■ **The task**: In the records below, find each line containing the word "background" and copy it.

Data entries for graphics:
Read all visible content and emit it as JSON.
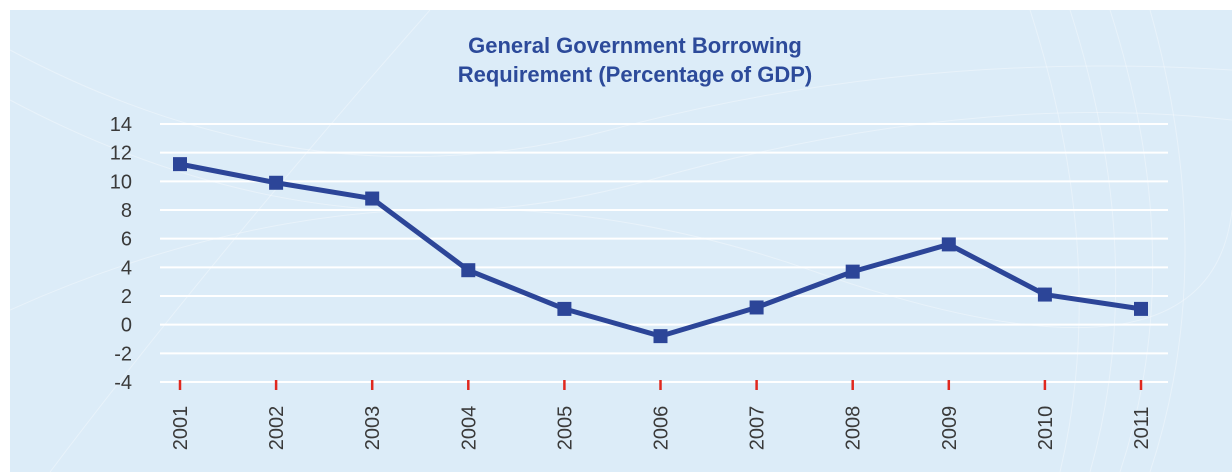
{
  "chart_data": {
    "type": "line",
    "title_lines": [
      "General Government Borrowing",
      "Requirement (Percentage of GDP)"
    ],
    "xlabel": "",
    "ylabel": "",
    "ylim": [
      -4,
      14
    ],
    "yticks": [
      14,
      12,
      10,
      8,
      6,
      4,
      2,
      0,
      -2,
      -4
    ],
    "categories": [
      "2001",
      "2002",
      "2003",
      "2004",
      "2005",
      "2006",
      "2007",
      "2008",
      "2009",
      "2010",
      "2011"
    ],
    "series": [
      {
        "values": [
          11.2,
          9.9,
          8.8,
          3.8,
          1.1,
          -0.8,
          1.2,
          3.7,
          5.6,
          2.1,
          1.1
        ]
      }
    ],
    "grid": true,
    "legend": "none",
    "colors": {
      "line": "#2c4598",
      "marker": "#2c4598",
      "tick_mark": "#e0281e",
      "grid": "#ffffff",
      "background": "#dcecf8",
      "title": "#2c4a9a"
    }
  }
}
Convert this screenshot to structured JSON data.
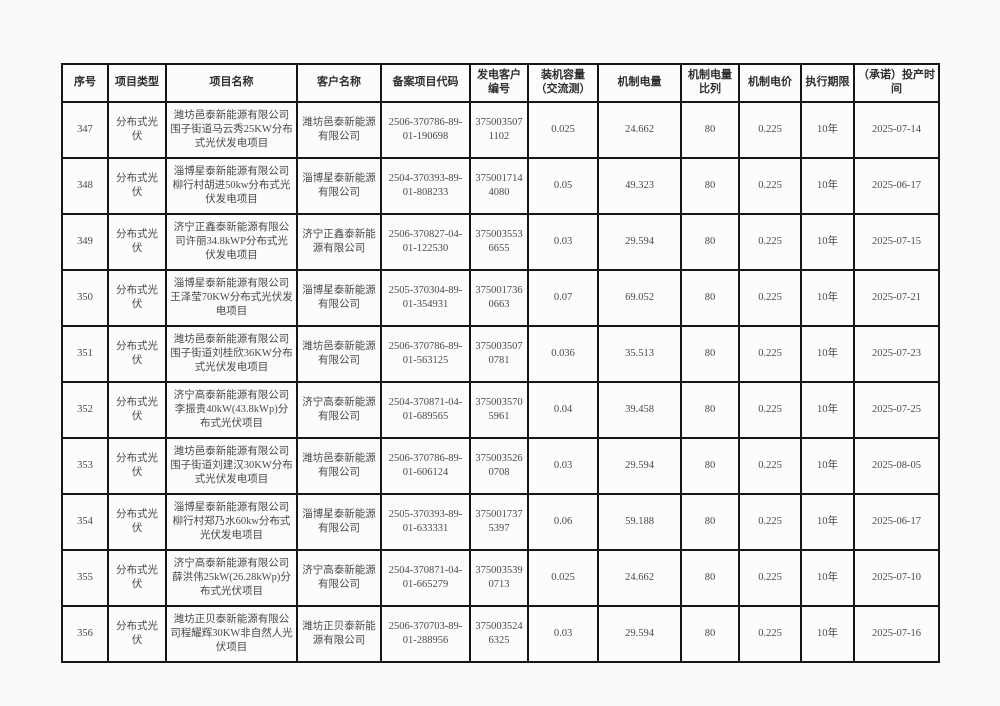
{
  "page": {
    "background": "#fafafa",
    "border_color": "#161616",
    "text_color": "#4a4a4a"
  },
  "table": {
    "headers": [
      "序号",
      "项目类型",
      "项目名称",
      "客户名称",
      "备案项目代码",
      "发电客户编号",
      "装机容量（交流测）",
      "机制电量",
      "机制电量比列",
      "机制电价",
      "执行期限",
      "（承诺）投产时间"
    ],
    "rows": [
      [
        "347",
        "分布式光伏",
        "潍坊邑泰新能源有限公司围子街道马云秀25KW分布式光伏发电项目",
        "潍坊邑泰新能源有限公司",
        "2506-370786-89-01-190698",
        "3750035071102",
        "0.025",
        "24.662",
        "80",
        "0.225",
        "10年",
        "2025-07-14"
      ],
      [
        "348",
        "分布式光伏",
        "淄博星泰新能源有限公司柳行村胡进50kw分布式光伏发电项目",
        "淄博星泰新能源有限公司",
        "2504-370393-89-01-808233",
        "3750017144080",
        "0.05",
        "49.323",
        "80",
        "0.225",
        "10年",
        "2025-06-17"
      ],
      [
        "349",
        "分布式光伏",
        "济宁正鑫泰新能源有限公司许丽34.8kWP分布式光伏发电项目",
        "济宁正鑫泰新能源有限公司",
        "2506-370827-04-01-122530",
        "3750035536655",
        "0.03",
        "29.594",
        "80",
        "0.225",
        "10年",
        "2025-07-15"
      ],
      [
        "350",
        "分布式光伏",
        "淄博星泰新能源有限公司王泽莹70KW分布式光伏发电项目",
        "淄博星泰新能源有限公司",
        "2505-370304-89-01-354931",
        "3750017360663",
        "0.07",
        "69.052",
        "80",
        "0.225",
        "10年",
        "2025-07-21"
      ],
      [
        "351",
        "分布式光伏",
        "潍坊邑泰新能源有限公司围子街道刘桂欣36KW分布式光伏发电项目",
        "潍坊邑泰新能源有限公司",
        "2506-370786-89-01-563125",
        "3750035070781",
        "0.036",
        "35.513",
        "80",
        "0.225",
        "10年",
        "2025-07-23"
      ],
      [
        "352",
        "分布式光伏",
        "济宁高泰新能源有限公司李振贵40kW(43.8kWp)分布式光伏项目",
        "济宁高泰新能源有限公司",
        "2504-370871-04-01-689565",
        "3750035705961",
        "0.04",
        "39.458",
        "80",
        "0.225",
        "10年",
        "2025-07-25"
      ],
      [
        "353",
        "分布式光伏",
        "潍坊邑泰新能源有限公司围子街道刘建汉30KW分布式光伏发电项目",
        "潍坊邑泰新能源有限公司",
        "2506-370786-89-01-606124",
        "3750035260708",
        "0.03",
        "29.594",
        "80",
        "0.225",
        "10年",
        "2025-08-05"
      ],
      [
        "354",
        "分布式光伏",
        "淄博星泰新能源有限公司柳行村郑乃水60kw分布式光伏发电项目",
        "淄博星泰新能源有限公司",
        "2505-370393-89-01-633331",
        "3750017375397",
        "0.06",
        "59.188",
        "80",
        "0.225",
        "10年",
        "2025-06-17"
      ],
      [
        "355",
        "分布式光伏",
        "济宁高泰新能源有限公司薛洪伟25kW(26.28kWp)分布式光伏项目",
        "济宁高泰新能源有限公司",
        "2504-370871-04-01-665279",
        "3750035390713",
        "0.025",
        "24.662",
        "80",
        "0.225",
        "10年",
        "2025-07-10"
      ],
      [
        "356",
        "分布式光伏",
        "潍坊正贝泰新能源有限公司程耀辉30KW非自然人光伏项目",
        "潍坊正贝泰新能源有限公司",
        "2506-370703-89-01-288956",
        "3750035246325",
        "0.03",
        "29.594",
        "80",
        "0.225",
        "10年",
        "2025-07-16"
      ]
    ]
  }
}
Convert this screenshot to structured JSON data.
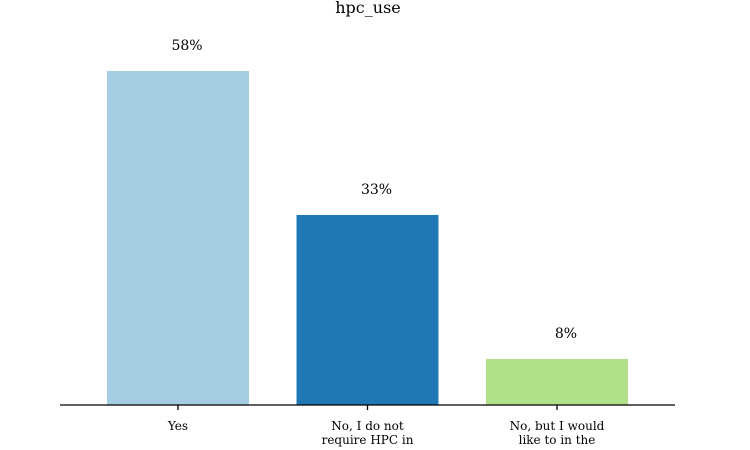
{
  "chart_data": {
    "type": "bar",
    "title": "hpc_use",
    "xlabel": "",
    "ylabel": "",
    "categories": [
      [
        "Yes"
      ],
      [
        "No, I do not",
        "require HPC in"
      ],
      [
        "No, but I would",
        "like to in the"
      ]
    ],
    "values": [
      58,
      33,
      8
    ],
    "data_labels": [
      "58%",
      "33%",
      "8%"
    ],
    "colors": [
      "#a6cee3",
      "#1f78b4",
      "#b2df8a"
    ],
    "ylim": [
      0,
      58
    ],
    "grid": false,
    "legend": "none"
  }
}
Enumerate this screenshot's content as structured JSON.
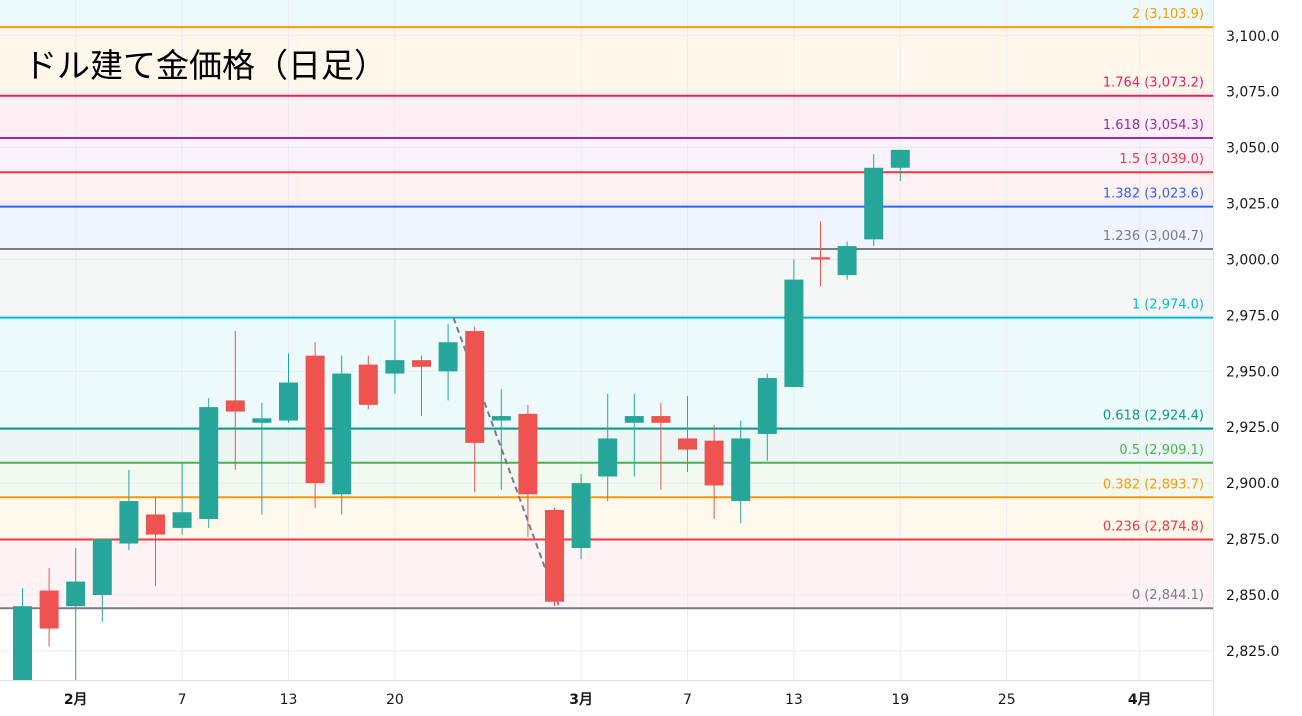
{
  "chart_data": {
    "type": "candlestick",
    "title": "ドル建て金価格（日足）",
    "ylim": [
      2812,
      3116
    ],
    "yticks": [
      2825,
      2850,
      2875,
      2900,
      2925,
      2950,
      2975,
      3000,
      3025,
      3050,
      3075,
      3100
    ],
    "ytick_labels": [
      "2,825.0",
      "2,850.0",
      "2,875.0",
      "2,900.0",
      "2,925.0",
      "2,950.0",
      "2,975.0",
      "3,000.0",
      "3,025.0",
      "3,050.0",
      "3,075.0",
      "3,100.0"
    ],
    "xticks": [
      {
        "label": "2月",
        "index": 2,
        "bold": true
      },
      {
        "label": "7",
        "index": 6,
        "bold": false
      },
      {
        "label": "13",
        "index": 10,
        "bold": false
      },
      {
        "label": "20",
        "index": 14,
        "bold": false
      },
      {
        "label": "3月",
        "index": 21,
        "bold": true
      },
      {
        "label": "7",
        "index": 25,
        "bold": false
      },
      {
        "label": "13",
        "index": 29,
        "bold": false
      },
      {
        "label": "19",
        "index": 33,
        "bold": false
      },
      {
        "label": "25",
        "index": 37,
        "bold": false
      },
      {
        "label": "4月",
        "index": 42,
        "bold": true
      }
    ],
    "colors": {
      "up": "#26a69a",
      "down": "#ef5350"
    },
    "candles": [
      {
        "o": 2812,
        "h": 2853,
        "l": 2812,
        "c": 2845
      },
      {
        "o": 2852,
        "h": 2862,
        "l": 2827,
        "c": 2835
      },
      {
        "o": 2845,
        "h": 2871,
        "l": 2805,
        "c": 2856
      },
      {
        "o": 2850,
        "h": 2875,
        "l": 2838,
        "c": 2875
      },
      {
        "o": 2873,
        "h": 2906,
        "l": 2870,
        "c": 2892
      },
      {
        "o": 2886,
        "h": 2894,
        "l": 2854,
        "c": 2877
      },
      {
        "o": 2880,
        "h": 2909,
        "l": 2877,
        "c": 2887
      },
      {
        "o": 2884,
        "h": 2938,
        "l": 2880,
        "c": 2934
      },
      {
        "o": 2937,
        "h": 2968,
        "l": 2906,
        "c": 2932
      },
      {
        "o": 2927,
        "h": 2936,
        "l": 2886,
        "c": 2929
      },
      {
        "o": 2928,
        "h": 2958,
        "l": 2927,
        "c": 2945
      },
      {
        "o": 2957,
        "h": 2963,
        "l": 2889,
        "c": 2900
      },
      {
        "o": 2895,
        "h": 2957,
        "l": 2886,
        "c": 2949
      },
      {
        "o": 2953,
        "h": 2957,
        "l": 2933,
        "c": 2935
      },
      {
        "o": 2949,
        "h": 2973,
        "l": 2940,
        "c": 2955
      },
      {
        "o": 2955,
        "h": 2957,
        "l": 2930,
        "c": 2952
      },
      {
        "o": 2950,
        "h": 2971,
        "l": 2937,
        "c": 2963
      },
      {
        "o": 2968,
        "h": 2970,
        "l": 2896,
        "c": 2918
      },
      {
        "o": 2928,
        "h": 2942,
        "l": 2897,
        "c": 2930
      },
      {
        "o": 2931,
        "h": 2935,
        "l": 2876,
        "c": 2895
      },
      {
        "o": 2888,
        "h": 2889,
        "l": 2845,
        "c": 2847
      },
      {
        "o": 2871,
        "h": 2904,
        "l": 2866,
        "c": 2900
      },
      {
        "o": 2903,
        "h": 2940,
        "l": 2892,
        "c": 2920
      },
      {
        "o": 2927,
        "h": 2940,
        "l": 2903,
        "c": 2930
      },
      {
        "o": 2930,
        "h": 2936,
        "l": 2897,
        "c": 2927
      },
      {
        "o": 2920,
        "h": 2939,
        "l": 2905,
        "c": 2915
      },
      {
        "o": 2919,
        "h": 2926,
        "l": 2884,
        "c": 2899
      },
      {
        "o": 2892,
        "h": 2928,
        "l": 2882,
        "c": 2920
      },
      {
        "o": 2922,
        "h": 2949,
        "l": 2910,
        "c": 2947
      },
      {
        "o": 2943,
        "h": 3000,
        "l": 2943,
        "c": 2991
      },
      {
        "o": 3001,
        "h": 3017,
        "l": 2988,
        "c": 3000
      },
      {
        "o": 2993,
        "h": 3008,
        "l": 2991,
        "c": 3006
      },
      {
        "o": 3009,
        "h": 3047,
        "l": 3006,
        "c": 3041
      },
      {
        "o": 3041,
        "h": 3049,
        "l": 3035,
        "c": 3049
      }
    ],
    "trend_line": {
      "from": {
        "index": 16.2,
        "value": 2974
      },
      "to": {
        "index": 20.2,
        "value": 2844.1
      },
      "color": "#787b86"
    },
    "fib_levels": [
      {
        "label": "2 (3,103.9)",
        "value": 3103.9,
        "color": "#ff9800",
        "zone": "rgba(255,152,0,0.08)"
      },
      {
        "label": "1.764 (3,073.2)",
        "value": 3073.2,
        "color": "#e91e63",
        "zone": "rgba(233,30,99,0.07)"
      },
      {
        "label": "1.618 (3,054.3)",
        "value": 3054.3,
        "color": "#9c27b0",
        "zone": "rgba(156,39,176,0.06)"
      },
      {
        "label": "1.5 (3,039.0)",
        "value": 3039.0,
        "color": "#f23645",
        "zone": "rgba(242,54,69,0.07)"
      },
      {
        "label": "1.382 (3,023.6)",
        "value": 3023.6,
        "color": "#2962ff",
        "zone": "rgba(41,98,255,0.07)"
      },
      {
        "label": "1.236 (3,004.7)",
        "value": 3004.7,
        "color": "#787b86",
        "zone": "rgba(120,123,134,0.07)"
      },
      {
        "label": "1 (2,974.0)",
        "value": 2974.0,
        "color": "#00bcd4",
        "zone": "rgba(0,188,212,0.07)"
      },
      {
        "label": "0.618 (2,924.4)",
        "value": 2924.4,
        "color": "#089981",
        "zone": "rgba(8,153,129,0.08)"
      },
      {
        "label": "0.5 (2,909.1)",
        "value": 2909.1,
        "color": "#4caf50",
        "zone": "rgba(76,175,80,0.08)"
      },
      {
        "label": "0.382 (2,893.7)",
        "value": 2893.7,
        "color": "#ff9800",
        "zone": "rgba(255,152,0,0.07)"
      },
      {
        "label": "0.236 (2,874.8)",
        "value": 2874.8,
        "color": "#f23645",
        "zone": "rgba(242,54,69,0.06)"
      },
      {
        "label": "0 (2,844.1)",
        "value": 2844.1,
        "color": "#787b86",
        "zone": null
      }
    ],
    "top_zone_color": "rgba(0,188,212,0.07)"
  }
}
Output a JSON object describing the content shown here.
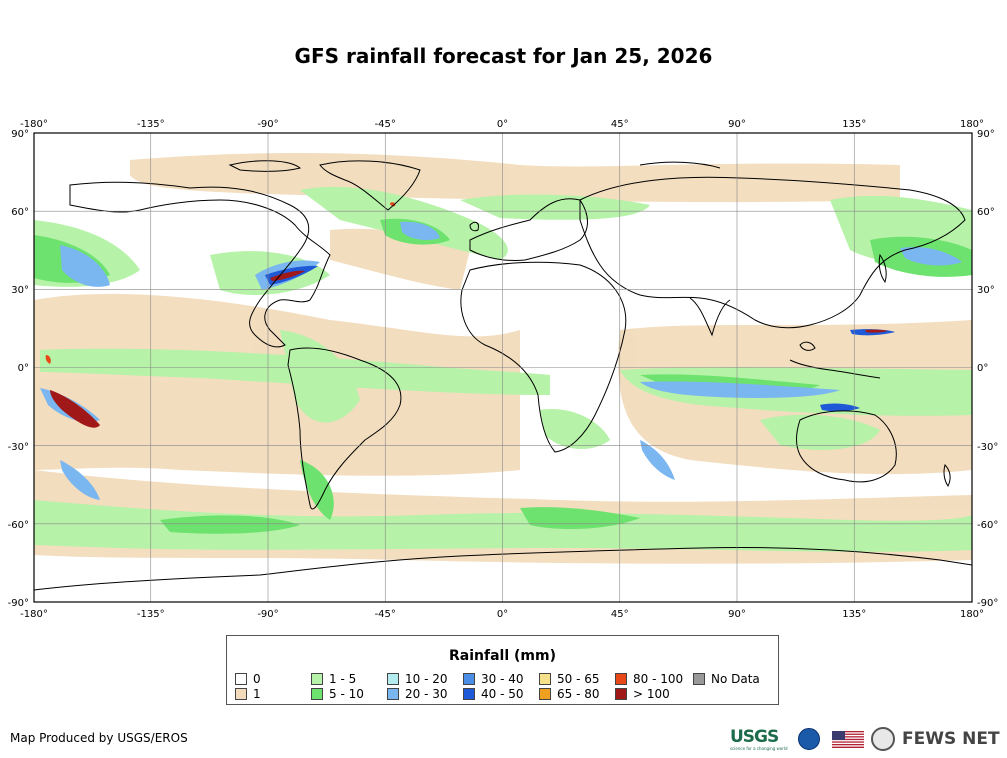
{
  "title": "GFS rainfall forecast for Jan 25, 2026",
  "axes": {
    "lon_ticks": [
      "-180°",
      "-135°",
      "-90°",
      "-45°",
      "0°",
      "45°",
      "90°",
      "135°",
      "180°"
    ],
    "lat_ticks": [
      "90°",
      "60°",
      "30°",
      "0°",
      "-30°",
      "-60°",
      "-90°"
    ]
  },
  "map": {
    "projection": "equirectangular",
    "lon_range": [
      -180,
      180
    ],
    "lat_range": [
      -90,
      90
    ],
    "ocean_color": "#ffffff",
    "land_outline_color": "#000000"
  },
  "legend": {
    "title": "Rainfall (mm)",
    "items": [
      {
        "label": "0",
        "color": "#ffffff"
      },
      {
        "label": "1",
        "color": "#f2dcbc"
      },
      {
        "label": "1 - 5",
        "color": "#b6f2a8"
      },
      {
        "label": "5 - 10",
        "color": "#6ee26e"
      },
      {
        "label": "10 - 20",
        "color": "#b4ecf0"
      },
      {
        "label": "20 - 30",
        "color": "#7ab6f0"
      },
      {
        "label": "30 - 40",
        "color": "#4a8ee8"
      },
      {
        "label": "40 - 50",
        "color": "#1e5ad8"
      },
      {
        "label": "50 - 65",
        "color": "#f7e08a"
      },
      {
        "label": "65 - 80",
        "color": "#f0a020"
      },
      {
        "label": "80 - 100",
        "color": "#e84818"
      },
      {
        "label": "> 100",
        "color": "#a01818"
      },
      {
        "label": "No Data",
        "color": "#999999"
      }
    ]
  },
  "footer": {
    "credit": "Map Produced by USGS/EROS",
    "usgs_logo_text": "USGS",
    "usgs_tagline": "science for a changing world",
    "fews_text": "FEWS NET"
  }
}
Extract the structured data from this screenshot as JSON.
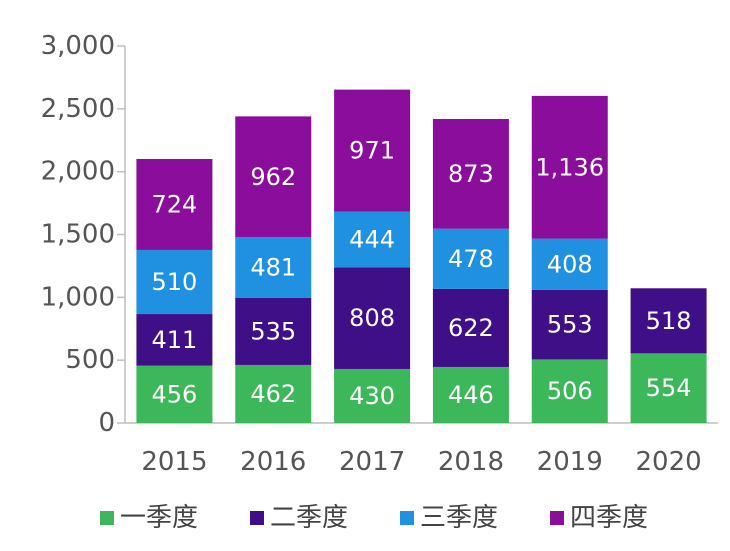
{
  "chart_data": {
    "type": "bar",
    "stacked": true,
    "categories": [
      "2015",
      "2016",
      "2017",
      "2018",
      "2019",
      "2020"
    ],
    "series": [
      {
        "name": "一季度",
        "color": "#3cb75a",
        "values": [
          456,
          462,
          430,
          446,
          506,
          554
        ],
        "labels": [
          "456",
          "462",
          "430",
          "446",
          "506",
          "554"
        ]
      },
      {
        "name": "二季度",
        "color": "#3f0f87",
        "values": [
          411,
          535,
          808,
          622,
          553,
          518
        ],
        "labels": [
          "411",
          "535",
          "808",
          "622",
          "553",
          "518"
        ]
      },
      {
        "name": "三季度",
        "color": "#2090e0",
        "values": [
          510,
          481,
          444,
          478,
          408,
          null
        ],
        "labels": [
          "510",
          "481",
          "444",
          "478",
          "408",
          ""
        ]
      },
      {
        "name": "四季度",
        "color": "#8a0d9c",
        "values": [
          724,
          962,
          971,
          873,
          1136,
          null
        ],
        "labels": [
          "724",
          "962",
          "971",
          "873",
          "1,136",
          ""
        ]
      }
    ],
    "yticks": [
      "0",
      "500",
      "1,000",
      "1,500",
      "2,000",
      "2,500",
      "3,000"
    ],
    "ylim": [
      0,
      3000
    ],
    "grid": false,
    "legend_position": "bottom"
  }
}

■ **Written answer**:
      "background": "#dcecf8",
    "background": "#fafafa",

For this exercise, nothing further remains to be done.